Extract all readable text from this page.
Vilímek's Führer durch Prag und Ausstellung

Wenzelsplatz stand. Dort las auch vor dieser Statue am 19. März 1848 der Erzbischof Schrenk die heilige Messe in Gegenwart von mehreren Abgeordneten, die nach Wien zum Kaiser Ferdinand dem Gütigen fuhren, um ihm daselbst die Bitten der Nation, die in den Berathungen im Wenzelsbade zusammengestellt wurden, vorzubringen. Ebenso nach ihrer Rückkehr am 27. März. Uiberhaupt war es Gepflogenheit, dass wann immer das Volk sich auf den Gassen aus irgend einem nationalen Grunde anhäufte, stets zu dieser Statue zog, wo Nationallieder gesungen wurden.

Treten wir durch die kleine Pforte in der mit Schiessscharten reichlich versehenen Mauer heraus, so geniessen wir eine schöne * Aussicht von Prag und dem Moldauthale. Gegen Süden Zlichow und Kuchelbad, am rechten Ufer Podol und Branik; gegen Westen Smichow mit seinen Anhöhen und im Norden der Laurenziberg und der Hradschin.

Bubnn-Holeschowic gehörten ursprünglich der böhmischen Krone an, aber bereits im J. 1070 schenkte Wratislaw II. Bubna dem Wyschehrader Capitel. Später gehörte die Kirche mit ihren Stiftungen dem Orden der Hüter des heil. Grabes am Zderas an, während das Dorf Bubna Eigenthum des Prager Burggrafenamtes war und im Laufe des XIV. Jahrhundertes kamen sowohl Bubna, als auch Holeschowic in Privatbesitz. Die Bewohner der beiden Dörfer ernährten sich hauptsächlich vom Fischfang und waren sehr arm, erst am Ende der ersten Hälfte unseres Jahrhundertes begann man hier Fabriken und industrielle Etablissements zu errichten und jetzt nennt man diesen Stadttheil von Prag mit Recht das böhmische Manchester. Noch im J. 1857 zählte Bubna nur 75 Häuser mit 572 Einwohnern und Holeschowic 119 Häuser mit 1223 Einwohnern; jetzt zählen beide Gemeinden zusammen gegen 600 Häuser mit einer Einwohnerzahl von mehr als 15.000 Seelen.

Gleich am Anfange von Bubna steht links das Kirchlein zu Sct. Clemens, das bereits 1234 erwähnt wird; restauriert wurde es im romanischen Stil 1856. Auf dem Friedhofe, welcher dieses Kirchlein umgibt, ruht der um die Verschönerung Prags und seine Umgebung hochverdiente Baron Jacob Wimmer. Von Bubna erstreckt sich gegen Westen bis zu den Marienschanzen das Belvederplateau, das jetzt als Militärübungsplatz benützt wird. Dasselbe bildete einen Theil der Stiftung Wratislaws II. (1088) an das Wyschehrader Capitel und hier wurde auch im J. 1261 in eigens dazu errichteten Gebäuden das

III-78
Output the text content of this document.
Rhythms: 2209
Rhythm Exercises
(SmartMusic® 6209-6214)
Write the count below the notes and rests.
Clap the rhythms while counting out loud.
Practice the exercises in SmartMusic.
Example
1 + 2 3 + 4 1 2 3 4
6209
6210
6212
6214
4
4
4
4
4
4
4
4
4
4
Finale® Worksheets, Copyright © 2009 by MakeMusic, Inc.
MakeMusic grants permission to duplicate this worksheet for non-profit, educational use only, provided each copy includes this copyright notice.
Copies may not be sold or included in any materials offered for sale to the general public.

+-------+

◆ Given problem ◆
Copy all lines from the entries that contain the word "bereits".

◆ Answer to the problem ◆
Bubnn-Holeschowic gehörten ursprünglich der böhmischen Krone an, aber bereits im J. 1070 schenkte Wratislaw II. Bubna dem Wyschehrader Capitel. Später gehörte die Kirche mit ihren Stiftungen dem Orden der Hüter des heil. Grabes am Zderas an, während das Dorf Bubna Eigenthum des Prager Burggrafenamtes war und im Laufe des XIV. Jahrhundertes kamen sowohl Bubna, als auch Holeschowic in Privatbesitz. Die Bewohner der beiden Dörfer ernährten sich hauptsächlich vom Fischfang und waren sehr arm, erst am Ende der ersten Hälfte unseres Jahrhundertes begann man hier Fabriken und industrielle Etablissements zu errichten und jetzt nennt man diesen Stadttheil von Prag mit Recht das böhmische Manchester. Noch im J. 1857 zählte Bubna nur 75 Häuser mit 572 Einwohnern und Holeschowic 119 Häuser mit 1223 Einwohnern; jetzt zählen beide Gemeinden zusammen gegen 600 Häuser mit einer Einwohnerzahl von mehr als 15.000 Seelen.
Gleich am Anfange von Bubna steht links das Kirchlein zu Sct. Clemens, das bereits 1234 erwähnt wird; restauriert wurde es im romanischen Stil 1856. Auf dem Friedhofe, welcher dieses Kirchlein umgibt, ruht der um die Verschönerung Prags und seine Umgebung hochverdiente Baron Jacob Wimmer. Von Bubna erstreckt sich gegen Westen bis zu den Marienschanzen das Belvederplateau, das jetzt als Militärübungsplatz benützt wird. Dasselbe bildete einen Theil der Stiftung Wratislaws II. (1088) an das Wyschehrader Capitel und hier wurde auch im J. 1261 in eigens dazu errichteten Gebäuden das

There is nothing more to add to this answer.